• _What to work on_:
Single out the lines that include the word "annotation". Copy them.

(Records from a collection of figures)
§ §
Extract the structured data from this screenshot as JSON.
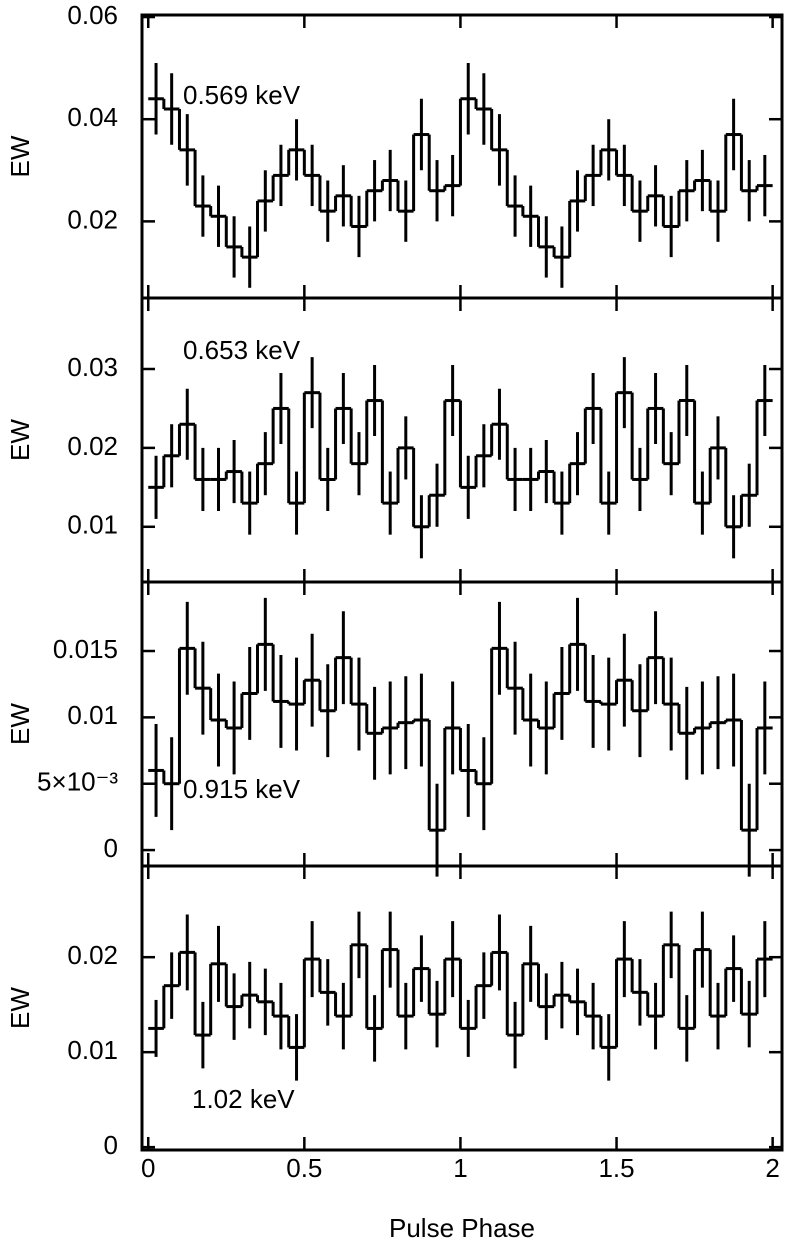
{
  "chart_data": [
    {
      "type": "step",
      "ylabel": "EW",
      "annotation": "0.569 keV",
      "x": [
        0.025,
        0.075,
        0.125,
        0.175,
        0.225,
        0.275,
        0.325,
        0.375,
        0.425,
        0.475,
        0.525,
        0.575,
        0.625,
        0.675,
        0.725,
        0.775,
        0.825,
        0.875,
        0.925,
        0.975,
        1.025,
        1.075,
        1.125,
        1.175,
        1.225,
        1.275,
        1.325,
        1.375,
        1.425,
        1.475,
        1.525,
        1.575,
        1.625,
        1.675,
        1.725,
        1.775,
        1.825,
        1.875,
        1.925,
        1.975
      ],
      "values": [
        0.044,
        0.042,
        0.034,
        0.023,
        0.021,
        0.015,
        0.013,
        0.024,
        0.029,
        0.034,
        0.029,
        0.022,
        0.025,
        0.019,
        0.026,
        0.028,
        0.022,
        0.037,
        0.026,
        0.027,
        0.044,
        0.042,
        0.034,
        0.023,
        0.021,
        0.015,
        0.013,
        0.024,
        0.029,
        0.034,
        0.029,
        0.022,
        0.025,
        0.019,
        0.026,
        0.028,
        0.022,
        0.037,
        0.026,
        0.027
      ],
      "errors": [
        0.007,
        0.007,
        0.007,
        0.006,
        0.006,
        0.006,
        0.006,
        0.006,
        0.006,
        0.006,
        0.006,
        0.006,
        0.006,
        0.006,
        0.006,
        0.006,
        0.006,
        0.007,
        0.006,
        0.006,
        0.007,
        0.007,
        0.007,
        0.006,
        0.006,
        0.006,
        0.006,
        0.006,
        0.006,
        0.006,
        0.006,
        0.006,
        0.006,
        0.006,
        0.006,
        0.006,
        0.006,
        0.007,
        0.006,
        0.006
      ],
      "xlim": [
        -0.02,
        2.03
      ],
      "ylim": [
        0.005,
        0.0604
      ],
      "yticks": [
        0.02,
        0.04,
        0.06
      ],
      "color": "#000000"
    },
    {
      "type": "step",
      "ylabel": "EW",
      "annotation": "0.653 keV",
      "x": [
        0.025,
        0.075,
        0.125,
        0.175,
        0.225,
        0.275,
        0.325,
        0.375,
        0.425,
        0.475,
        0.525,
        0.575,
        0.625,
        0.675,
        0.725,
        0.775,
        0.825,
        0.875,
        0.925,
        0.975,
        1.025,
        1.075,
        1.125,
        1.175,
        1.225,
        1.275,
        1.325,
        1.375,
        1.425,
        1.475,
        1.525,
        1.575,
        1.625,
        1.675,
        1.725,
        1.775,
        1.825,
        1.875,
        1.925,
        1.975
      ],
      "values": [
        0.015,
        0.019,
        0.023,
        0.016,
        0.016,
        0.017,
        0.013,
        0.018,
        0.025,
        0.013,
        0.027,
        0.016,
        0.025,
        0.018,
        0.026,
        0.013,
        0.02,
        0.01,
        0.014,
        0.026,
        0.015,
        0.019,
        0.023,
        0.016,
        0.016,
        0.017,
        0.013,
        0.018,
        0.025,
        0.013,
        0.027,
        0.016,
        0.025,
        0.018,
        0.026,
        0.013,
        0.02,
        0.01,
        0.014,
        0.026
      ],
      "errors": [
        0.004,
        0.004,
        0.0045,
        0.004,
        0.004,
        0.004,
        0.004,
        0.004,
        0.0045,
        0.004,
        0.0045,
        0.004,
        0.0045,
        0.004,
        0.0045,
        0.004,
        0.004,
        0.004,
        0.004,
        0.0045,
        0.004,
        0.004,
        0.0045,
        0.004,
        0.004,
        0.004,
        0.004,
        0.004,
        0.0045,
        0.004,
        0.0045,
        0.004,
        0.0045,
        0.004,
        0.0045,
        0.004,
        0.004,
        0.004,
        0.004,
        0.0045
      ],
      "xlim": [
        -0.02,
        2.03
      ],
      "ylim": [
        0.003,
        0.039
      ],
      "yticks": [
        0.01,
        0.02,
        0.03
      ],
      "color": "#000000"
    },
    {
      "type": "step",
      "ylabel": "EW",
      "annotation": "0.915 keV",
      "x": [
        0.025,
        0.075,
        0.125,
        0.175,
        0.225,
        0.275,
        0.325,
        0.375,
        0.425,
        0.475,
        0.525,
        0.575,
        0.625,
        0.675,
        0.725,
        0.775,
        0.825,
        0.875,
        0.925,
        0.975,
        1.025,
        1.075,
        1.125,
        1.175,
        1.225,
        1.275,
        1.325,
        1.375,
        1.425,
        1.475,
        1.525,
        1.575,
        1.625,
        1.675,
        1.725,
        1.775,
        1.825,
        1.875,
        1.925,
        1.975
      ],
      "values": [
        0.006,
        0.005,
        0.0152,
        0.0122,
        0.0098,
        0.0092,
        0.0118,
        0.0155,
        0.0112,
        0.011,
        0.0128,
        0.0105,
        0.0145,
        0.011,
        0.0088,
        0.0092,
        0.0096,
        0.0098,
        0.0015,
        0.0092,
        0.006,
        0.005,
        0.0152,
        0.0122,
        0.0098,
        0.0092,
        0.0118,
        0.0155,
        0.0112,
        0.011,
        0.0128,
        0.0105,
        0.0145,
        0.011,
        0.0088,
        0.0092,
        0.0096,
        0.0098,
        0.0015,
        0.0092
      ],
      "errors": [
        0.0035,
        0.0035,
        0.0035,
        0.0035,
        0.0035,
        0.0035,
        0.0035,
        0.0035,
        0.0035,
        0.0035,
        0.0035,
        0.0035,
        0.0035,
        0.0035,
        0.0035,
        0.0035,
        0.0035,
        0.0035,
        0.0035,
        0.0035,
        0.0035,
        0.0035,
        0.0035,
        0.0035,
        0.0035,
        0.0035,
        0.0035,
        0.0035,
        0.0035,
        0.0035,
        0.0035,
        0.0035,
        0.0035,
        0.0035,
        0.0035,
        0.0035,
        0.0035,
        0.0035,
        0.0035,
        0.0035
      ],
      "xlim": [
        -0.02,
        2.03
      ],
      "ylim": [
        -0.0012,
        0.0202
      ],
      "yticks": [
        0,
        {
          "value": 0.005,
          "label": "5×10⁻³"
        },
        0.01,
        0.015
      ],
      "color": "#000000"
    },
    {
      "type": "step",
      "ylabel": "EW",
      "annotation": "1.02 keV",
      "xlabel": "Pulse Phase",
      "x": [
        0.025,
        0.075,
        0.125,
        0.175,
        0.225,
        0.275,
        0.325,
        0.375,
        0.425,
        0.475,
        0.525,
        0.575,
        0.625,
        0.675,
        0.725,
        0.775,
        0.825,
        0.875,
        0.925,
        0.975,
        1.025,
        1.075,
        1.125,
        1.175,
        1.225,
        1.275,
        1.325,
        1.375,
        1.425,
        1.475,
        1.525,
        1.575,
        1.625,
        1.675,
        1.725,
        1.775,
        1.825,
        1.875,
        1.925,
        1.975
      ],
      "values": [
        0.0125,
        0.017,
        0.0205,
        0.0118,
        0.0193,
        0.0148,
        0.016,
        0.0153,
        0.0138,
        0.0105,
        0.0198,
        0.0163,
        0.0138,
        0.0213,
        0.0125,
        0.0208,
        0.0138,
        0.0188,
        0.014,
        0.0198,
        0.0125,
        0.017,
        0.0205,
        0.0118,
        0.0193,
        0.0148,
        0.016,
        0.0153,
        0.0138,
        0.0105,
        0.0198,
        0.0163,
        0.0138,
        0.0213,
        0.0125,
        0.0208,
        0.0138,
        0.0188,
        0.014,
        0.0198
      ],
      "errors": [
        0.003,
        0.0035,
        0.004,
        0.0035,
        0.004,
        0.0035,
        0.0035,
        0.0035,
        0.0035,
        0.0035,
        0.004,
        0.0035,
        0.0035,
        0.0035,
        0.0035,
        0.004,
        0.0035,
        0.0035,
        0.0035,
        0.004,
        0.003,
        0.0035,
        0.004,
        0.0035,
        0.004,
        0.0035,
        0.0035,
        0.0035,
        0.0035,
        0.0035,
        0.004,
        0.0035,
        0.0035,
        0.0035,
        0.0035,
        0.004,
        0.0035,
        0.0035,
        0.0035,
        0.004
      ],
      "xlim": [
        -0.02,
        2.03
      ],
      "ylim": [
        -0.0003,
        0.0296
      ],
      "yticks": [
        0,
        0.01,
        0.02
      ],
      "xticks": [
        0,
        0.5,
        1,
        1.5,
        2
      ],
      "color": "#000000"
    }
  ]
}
§ §
• _Reply_:
      "annotation": "0.569 keV",
      "annotation": "0.653 keV",
      "annotation": "0.915 keV",
      "annotation": "1.02 keV",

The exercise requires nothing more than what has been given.